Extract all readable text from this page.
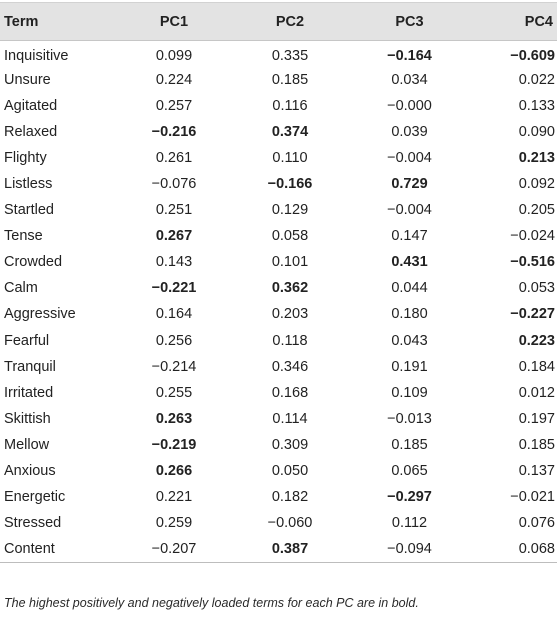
Term	PC1	PC2	PC3	PC4
Inquisitive	0.099	0.335	−0.164	−0.609
Unsure	0.224	0.185	0.034	0.022
Agitated	0.257	0.116	−0.000	0.133
Relaxed	−0.216	0.374	0.039	0.090
Flighty	0.261	0.110	−0.004	0.213
Listless	−0.076	−0.166	0.729	0.092
Startled	0.251	0.129	−0.004	0.205
Tense	0.267	0.058	0.147	−0.024
Crowded	0.143	0.101	0.431	−0.516
Calm	−0.221	0.362	0.044	0.053
Aggressive	0.164	0.203	0.180	−0.227
Fearful	0.256	0.118	0.043	0.223
Tranquil	−0.214	0.346	0.191	0.184
Irritated	0.255	0.168	0.109	0.012
Skittish	0.263	0.114	−0.013	0.197
Mellow	−0.219	0.309	0.185	0.185
Anxious	0.266	0.050	0.065	0.137
Energetic	0.221	0.182	−0.297	−0.021
Stressed	0.259	−0.060	0.112	0.076
Content	−0.207	0.387	−0.094	0.068
The highest positively and negatively loaded terms for each PC are in bold.
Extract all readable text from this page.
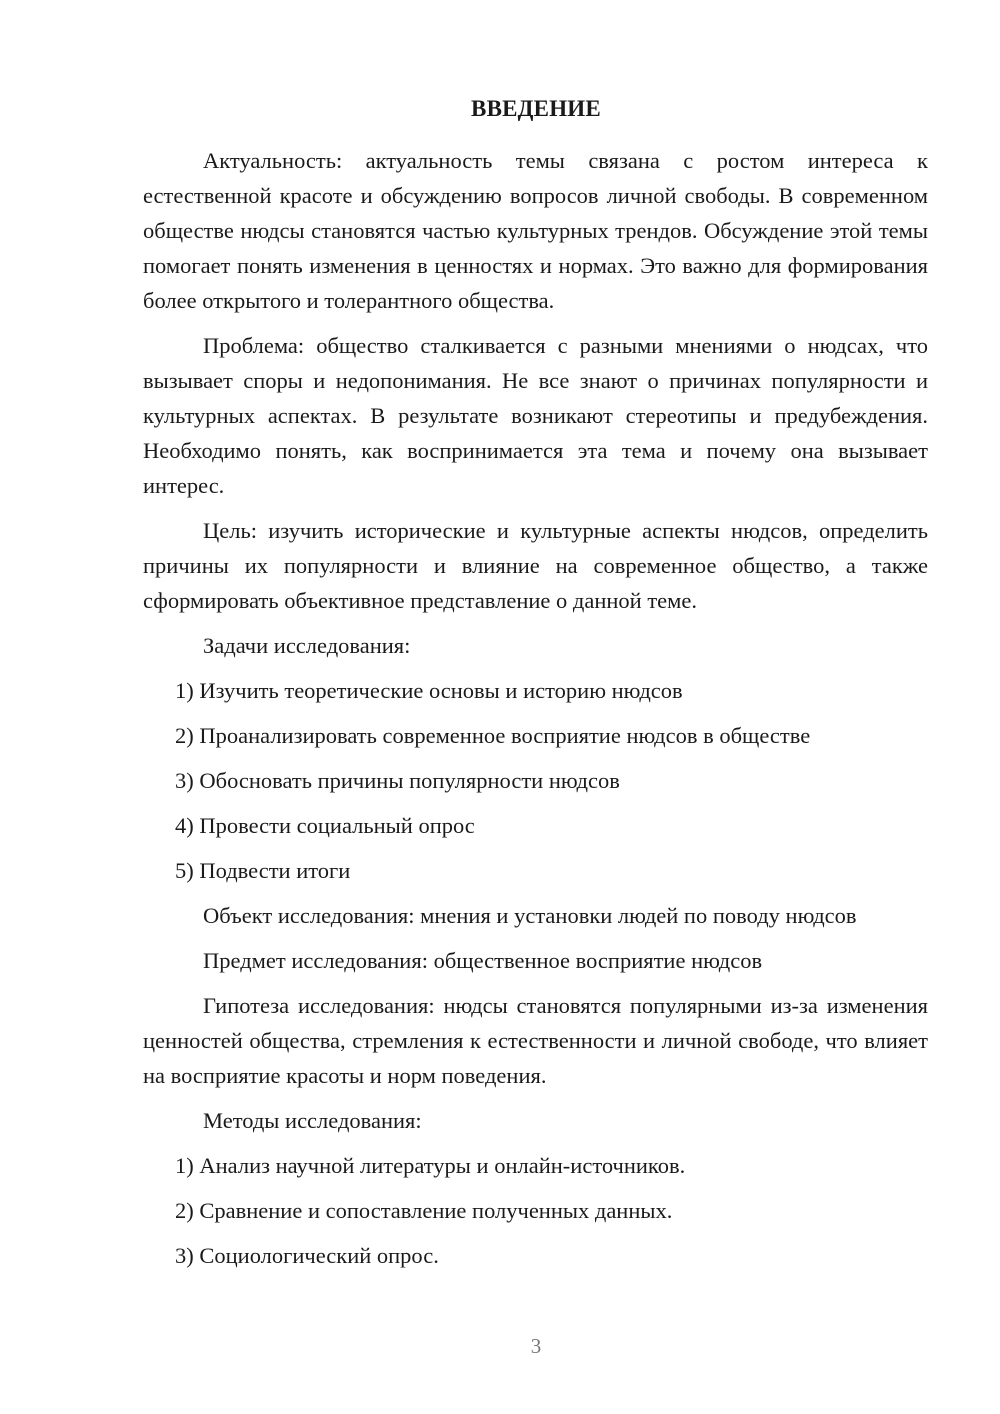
ВВЕДЕНИЕ

Актуальность: актуальность темы связана с ростом интереса к естественной красоте и обсуждению вопросов личной свободы. В современном обществе нюдсы становятся частью культурных трендов. Обсуждение этой темы помогает понять изменения в ценностях и нормах. Это важно для формирования более открытого и толерантного общества.

Проблема: общество сталкивается с разными мнениями о нюдсах, что вызывает споры и недопонимания. Не все знают о причинах популярности и культурных аспектах. В результате возникают стереотипы и предубеждения. Необходимо понять, как воспринимается эта тема и почему она вызывает интерес.

Цель: изучить исторические и культурные аспекты нюдсов, определить причины их популярности и влияние на современное общество, а также сформировать объективное представление о данной теме.

Задачи исследования:

1) Изучить теоретические основы и историю нюдсов

2) Проанализировать современное восприятие нюдсов в обществе

3) Обосновать причины популярности нюдсов

4) Провести социальный опрос

5) Подвести итоги

Объект исследования: мнения и установки людей по поводу нюдсов

Предмет исследования: общественное восприятие нюдсов

Гипотеза исследования: нюдсы становятся популярными из-за изменения ценностей общества, стремления к естественности и личной свободе, что влияет на восприятие красоты и норм поведения.

Методы исследования:

1) Анализ научной литературы и онлайн-источников.

2) Сравнение и сопоставление полученных данных.

3) Социологический опрос.

3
________________________
▶ [Task requirements] Identify the lines that contain the string "исследования", and copy every one of them.

▶ [Result of the exercise]
Задачи исследования:
Объект исследования: мнения и установки людей по поводу нюдсов
Предмет исследования: общественное восприятие нюдсов
Гипотеза исследования: нюдсы становятся популярными из-за изменения ценностей общества, стремления к естественности и личной свободе, что влияет на восприятие красоты и норм поведения.
Методы исследования:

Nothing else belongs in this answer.